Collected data
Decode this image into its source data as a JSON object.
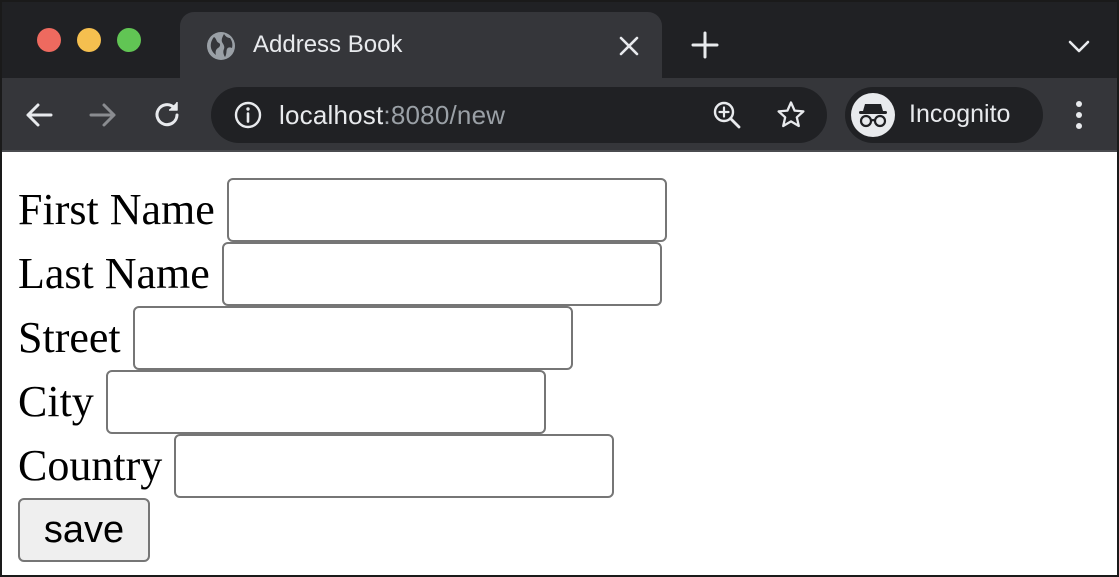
{
  "browser": {
    "tab": {
      "title": "Address Book",
      "favicon": "globe-icon"
    },
    "address_bar": {
      "host": "localhost",
      "path": ":8080/new"
    },
    "profile_label": "Incognito",
    "colors": {
      "tabstrip": "#202124",
      "toolbar": "#35363a",
      "close_light": "#ee6a5f",
      "minimize_light": "#f5bf4f",
      "maximize_light": "#61c554"
    }
  },
  "form": {
    "fields": [
      {
        "label": "First Name",
        "value": "",
        "placeholder": ""
      },
      {
        "label": "Last Name",
        "value": "",
        "placeholder": ""
      },
      {
        "label": "Street",
        "value": "",
        "placeholder": ""
      },
      {
        "label": "City",
        "value": "",
        "placeholder": ""
      },
      {
        "label": "Country",
        "value": "",
        "placeholder": ""
      }
    ],
    "submit_label": "save"
  }
}
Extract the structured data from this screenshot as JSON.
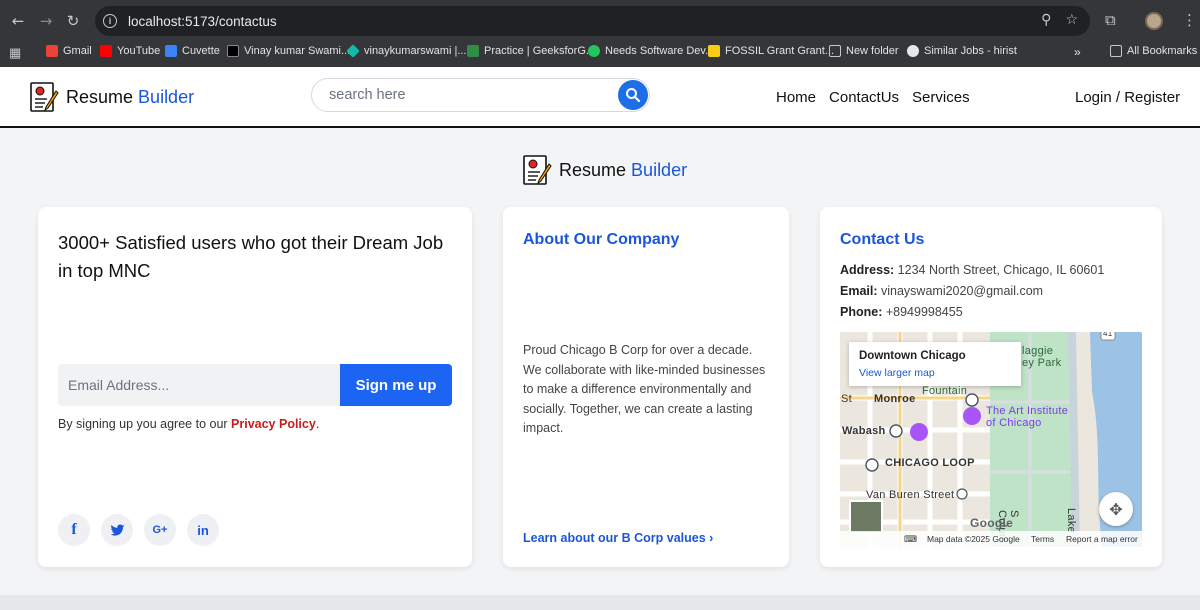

Goal » In your copy of the listing above, reproduce each line exactly and omit all pictures.

Correct output »
Decode this image into its source data as a JSON object.
{
  "browser": {
    "tab": {
      "title": "Address Book",
      "favicon": "globe-icon"
    },
    "address_bar": {
      "host": "localhost",
      "path": ":8080/new"
    },
    "profile_label": "Incognito",
    "colors": {
      "tabstrip": "#202124",
      "toolbar": "#35363a",
      "close_light": "#ee6a5f",
      "minimize_light": "#f5bf4f",
      "maximize_light": "#61c554"
    }
  },
  "form": {
    "fields": [
      {
        "label": "First Name",
        "value": "",
        "placeholder": ""
      },
      {
        "label": "Last Name",
        "value": "",
        "placeholder": ""
      },
      {
        "label": "Street",
        "value": "",
        "placeholder": ""
      },
      {
        "label": "City",
        "value": "",
        "placeholder": ""
      },
      {
        "label": "Country",
        "value": "",
        "placeholder": ""
      }
    ],
    "submit_label": "save"
  }
}
Extract the structured data from this screenshot as JSON.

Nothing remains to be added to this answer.